• **PROBLEM TO WORK ON**
Each entry here needs to be set down again exactly, please; pictures are left out.

start STORED RECORDS

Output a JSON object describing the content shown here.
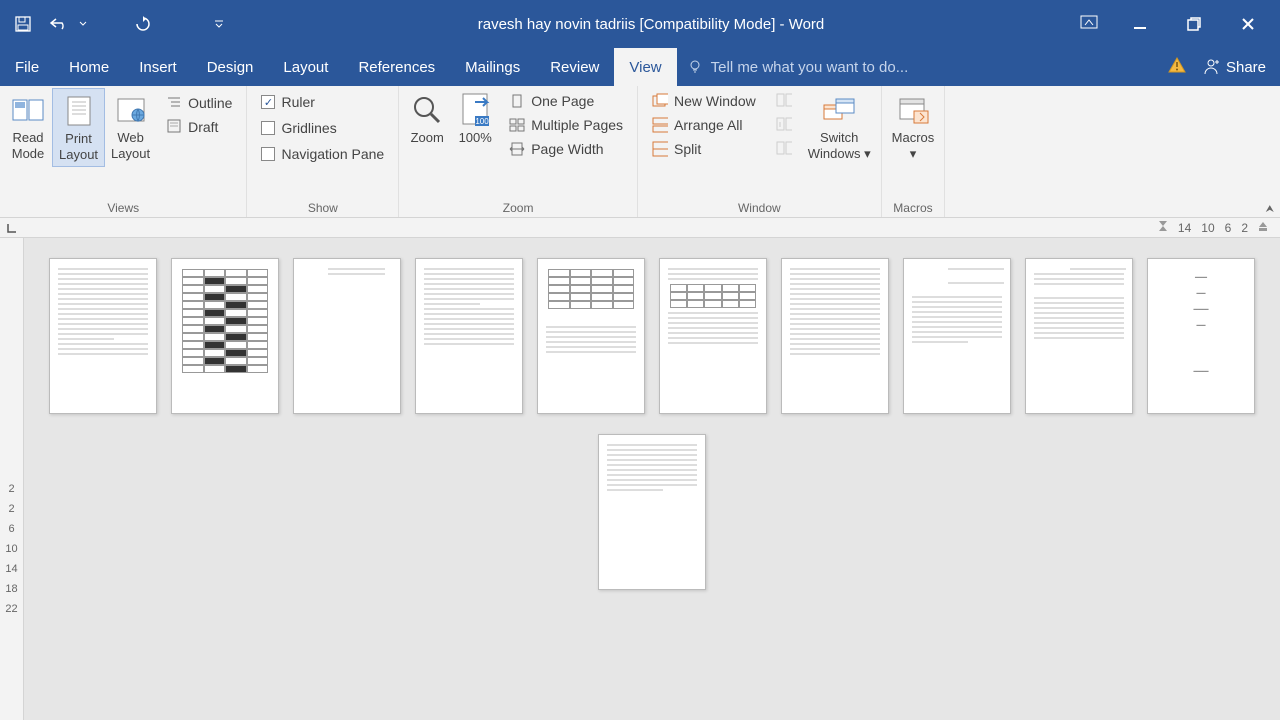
{
  "title": "ravesh hay novin tadriis [Compatibility Mode] - Word",
  "menu": {
    "file": "File",
    "home": "Home",
    "insert": "Insert",
    "design": "Design",
    "layout": "Layout",
    "references": "References",
    "mailings": "Mailings",
    "review": "Review",
    "view": "View",
    "tellme": "Tell me what you want to do...",
    "share": "Share"
  },
  "ribbon": {
    "views": {
      "label": "Views",
      "read_mode": "Read\nMode",
      "print_layout": "Print\nLayout",
      "web_layout": "Web\nLayout",
      "outline": "Outline",
      "draft": "Draft"
    },
    "show": {
      "label": "Show",
      "ruler": "Ruler",
      "gridlines": "Gridlines",
      "nav_pane": "Navigation Pane"
    },
    "zoom": {
      "label": "Zoom",
      "zoom": "Zoom",
      "hundred": "100%",
      "one_page": "One Page",
      "multi_pages": "Multiple Pages",
      "page_width": "Page Width"
    },
    "window": {
      "label": "Window",
      "new_window": "New Window",
      "arrange_all": "Arrange All",
      "split": "Split",
      "switch": "Switch\nWindows"
    },
    "macros": {
      "label": "Macros",
      "macros": "Macros"
    }
  },
  "ruler_h": [
    "14",
    "10",
    "6",
    "2"
  ],
  "ruler_v": [
    "2",
    "2",
    "6",
    "10",
    "14",
    "18",
    "22"
  ]
}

end STORED RECORDS

• **FULL SOLUTION**
Output a JSON object describing the content shown here.
{
  "title": "ravesh hay novin tadriis [Compatibility Mode] - Word",
  "menu": {
    "file": "File",
    "home": "Home",
    "insert": "Insert",
    "design": "Design",
    "layout": "Layout",
    "references": "References",
    "mailings": "Mailings",
    "review": "Review",
    "view": "View",
    "tellme": "Tell me what you want to do...",
    "share": "Share"
  },
  "ribbon": {
    "views": {
      "label": "Views",
      "read_mode": "Read\nMode",
      "print_layout": "Print\nLayout",
      "web_layout": "Web\nLayout",
      "outline": "Outline",
      "draft": "Draft"
    },
    "show": {
      "label": "Show",
      "ruler": "Ruler",
      "gridlines": "Gridlines",
      "nav_pane": "Navigation Pane"
    },
    "zoom": {
      "label": "Zoom",
      "zoom": "Zoom",
      "hundred": "100%",
      "one_page": "One Page",
      "multi_pages": "Multiple Pages",
      "page_width": "Page Width"
    },
    "window": {
      "label": "Window",
      "new_window": "New Window",
      "arrange_all": "Arrange All",
      "split": "Split",
      "switch": "Switch\nWindows"
    },
    "macros": {
      "label": "Macros",
      "macros": "Macros"
    }
  },
  "ruler_h": [
    "14",
    "10",
    "6",
    "2"
  ],
  "ruler_v": [
    "2",
    "2",
    "6",
    "10",
    "14",
    "18",
    "22"
  ]
}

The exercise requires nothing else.